_Problem statement_:
Gather every line from the entries below that includes "screenshot".

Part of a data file
- - -

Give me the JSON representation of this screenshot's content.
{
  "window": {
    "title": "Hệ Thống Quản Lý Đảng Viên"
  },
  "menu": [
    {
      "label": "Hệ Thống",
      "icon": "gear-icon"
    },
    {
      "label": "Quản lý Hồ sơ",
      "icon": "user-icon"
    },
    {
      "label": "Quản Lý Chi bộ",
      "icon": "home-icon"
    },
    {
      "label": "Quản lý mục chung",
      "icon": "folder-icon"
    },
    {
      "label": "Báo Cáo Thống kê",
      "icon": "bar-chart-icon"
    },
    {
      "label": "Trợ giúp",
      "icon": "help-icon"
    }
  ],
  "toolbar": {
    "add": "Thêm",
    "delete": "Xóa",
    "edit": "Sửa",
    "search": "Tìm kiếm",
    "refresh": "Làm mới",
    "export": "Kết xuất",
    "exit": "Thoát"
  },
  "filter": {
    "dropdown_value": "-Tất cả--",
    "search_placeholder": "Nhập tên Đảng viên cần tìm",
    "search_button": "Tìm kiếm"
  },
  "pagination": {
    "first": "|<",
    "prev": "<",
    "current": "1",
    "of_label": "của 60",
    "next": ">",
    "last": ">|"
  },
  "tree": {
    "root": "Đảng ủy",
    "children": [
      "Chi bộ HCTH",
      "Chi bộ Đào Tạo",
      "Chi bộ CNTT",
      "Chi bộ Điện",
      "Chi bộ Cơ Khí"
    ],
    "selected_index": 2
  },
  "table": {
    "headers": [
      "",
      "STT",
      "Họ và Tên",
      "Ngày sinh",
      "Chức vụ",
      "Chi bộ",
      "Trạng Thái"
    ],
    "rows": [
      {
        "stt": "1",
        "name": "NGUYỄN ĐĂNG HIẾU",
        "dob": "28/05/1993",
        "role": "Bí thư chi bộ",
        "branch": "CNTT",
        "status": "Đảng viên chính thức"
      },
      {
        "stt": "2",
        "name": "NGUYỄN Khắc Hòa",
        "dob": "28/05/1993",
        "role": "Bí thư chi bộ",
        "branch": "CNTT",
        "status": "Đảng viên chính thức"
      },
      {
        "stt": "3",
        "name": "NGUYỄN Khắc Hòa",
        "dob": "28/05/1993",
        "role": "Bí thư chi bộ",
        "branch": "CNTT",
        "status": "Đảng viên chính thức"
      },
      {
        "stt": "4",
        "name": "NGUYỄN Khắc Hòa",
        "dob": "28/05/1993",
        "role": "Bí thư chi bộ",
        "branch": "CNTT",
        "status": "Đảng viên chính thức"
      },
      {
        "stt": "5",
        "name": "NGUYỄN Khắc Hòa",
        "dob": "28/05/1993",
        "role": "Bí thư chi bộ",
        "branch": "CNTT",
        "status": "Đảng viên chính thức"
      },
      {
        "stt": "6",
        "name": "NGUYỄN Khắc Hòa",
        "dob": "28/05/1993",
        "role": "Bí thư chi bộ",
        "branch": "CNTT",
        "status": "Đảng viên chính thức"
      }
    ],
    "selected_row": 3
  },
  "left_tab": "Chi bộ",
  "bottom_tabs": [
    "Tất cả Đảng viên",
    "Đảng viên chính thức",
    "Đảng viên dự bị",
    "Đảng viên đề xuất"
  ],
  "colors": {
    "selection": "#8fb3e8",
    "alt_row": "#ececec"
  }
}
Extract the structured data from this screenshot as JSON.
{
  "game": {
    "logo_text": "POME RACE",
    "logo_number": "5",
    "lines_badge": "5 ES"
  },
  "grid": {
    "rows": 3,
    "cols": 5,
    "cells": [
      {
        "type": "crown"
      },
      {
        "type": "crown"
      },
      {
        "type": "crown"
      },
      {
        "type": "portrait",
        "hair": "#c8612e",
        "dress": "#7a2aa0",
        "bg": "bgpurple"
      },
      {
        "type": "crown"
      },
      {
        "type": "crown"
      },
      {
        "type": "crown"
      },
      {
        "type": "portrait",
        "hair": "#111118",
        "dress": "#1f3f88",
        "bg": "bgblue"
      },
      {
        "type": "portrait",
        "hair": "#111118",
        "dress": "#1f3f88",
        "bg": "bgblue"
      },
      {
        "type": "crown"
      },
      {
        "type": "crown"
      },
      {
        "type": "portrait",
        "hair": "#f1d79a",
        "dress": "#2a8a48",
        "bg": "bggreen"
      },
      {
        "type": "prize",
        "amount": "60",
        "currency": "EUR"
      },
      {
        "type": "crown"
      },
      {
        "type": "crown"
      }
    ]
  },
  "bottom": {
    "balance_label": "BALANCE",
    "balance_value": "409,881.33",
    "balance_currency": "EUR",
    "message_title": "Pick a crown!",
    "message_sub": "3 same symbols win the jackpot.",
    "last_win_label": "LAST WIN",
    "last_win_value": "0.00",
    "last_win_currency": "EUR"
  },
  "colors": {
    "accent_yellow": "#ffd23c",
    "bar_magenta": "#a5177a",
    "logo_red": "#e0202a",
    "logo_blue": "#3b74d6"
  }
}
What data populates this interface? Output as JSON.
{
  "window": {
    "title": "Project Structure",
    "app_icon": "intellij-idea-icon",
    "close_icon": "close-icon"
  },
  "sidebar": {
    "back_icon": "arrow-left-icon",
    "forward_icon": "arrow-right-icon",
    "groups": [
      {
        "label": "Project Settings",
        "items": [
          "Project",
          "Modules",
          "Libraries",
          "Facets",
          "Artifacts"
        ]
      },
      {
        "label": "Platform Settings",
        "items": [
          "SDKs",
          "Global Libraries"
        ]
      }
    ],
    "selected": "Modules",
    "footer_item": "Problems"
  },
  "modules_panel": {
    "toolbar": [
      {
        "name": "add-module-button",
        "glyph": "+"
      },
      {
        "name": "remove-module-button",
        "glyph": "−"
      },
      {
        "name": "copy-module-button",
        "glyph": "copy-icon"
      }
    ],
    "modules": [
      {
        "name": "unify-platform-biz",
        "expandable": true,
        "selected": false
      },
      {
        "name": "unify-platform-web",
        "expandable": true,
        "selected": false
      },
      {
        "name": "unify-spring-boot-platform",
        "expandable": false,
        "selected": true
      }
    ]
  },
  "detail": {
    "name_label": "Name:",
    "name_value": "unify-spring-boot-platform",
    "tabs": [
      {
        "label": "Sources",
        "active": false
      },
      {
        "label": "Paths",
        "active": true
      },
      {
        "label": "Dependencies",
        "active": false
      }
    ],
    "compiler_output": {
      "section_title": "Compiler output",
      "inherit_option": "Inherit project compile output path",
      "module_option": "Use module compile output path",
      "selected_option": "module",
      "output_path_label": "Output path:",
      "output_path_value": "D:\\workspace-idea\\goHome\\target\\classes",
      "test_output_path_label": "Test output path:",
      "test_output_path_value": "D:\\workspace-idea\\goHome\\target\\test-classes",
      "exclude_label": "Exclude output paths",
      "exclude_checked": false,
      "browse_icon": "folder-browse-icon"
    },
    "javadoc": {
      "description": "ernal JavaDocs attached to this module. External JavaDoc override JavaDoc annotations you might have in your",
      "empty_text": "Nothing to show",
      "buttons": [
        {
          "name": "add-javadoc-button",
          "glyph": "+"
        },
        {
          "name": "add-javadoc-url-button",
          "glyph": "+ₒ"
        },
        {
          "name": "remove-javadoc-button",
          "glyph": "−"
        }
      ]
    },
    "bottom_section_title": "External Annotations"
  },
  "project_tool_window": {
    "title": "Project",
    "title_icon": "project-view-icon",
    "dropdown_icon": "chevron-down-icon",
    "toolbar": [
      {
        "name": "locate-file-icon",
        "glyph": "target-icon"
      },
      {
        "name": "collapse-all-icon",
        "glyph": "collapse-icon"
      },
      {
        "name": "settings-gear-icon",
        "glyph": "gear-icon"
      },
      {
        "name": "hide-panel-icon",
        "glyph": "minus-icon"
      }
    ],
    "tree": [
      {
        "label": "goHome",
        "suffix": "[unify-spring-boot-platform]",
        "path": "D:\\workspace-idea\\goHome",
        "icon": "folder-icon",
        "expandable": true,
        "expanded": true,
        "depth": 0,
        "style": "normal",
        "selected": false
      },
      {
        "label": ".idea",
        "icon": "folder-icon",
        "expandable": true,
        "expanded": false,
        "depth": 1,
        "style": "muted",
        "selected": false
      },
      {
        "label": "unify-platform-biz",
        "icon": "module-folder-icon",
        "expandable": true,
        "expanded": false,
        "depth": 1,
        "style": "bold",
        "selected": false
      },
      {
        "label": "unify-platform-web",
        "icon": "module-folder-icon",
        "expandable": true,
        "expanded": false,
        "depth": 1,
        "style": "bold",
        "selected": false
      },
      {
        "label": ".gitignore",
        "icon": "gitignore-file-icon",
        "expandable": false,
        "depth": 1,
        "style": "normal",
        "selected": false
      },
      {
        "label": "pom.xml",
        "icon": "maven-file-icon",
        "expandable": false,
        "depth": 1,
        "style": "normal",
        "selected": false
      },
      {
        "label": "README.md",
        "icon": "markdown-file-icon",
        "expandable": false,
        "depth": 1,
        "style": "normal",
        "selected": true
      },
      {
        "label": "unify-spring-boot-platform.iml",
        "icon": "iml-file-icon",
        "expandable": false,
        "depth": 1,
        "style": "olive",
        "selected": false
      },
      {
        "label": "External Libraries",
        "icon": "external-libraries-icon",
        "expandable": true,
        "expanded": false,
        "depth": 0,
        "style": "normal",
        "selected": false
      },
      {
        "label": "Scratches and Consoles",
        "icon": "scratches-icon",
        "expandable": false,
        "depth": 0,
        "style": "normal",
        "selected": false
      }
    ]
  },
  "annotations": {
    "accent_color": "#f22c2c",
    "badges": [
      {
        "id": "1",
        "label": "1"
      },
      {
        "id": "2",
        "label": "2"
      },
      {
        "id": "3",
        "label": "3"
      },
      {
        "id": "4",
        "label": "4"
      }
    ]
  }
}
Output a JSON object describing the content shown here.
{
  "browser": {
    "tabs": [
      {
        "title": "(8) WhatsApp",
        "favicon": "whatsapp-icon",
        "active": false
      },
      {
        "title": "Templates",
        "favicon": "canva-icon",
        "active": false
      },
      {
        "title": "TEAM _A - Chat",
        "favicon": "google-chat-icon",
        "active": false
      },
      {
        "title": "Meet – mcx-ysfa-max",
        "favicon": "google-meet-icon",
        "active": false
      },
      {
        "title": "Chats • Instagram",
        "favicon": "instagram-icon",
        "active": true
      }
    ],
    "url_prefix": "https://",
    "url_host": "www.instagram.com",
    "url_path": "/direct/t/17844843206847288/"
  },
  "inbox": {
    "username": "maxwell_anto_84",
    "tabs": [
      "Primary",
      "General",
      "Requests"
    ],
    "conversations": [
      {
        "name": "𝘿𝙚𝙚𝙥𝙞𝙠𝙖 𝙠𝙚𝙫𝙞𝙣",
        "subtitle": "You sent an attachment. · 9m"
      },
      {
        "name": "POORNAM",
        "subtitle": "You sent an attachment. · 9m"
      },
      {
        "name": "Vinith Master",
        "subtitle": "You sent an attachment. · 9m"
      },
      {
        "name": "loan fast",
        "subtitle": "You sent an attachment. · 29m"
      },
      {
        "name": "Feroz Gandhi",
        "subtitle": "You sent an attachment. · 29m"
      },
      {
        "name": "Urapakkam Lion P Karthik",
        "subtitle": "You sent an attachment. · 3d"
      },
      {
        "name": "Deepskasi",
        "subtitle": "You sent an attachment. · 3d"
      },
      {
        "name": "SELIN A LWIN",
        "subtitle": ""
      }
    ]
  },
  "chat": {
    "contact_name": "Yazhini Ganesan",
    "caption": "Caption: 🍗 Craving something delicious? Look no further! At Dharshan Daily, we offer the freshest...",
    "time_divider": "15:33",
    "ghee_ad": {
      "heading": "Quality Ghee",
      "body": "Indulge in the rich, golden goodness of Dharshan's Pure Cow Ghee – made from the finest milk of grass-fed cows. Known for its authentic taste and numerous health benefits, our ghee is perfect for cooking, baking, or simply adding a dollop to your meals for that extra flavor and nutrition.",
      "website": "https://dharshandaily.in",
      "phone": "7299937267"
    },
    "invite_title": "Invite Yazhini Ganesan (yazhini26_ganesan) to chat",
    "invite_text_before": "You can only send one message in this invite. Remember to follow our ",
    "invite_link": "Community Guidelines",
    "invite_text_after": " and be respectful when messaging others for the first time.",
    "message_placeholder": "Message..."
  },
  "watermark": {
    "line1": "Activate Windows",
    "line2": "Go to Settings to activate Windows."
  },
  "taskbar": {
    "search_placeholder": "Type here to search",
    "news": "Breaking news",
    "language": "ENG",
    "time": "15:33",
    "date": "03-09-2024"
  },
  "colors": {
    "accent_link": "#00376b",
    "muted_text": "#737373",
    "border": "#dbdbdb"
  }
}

- - -

_Result below_:
Give me the JSON representation of this screenshot's content.
Extract the structured data from this screenshot as JSON.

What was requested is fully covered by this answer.